» WHAT TO WORK ON
List every line in this data where the string "Азовское" occurs.

» Stored records
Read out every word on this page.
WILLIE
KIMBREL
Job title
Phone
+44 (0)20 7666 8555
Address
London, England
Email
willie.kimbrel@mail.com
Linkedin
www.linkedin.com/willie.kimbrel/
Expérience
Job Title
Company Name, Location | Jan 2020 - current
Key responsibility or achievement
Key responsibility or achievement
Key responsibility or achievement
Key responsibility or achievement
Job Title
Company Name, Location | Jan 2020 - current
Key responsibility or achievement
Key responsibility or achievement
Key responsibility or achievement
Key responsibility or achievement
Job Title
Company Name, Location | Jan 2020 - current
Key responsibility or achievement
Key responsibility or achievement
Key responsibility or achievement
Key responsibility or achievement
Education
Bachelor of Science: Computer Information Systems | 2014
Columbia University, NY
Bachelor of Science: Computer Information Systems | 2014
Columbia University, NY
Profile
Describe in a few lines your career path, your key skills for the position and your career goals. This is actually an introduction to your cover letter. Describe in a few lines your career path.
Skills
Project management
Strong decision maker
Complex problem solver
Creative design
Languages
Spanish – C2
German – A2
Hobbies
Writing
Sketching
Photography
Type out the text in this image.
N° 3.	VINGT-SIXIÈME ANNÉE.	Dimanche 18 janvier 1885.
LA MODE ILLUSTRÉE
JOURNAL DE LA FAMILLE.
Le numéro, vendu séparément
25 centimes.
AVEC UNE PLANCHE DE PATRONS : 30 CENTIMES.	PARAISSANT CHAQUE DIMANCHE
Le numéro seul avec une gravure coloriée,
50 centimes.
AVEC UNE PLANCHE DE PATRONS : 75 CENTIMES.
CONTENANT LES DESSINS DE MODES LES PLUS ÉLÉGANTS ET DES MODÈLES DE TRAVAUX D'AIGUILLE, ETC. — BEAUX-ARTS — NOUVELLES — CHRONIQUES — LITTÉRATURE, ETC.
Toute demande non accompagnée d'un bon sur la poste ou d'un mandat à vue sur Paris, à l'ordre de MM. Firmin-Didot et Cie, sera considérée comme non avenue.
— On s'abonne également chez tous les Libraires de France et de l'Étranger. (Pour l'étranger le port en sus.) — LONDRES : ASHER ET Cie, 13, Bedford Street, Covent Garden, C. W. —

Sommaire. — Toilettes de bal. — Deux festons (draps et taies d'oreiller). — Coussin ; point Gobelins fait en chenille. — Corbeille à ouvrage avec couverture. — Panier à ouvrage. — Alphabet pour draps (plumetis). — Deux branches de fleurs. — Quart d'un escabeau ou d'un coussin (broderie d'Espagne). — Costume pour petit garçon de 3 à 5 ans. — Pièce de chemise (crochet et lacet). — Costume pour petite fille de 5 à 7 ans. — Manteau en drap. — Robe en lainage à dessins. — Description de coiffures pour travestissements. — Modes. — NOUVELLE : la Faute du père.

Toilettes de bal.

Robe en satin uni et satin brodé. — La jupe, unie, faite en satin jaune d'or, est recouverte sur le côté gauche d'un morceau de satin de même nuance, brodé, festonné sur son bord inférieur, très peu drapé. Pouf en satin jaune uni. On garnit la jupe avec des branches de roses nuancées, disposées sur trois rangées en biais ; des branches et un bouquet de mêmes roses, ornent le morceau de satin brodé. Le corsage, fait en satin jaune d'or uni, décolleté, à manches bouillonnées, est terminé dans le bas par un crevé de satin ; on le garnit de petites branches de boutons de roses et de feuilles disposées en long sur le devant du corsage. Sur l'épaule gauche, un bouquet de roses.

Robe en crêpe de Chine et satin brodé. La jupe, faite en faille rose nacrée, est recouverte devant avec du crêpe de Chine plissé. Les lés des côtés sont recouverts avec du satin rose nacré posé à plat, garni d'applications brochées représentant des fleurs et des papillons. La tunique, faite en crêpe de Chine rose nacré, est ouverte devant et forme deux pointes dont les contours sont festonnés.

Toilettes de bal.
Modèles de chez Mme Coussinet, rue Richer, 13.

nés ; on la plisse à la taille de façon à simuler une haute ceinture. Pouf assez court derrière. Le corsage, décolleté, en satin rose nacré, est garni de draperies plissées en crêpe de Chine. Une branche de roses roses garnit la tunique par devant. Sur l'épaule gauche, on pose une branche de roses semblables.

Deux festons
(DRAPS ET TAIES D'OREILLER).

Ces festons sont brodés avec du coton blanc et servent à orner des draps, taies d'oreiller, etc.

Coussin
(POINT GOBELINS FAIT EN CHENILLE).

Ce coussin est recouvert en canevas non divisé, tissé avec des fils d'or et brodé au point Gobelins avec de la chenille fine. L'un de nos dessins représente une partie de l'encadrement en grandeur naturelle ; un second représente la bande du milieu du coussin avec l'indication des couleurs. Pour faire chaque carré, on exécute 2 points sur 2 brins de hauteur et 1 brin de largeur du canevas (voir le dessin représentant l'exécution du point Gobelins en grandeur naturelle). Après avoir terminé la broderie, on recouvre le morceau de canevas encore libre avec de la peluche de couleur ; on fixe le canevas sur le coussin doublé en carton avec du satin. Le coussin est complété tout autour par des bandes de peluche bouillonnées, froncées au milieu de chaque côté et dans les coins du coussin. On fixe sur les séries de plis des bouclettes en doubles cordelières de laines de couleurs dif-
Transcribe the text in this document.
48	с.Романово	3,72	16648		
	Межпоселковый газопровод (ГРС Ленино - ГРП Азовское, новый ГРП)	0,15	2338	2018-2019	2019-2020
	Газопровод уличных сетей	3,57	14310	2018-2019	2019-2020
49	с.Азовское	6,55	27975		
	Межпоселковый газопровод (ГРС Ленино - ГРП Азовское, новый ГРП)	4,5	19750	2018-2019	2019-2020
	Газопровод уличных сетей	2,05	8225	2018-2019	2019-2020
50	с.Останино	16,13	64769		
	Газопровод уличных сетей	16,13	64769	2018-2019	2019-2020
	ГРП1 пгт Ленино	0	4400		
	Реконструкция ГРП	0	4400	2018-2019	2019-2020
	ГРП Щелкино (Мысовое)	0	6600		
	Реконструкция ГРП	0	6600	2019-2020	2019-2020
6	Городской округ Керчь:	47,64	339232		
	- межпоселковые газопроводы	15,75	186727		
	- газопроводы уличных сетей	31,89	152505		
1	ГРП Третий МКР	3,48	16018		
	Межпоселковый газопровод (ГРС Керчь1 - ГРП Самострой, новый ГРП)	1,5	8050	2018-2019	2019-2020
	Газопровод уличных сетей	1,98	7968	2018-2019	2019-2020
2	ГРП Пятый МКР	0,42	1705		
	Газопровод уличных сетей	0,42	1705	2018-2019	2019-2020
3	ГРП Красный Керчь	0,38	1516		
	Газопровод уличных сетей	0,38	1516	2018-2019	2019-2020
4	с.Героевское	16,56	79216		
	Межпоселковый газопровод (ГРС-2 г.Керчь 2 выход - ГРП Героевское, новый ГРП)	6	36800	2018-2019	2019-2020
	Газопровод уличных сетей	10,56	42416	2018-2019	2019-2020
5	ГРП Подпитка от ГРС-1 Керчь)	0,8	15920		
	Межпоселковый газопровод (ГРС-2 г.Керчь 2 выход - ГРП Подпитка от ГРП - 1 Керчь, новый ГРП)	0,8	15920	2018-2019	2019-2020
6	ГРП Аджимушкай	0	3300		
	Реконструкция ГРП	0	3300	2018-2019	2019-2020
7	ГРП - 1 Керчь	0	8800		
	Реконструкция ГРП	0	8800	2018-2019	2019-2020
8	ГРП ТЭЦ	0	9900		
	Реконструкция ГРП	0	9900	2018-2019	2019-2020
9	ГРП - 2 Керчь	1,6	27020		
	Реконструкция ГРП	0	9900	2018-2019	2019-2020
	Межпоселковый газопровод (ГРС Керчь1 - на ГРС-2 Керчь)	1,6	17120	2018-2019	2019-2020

» THE ANSWER
	Межпоселковый газопровод (ГРС Ленино - ГРП Азовское, новый ГРП)	0,15	2338	2018-2019	2019-2020
49	с.Азовское	6,55	27975		
	Межпоселковый газопровод (ГРС Ленино - ГРП Азовское, новый ГРП)	4,5	19750	2018-2019	2019-2020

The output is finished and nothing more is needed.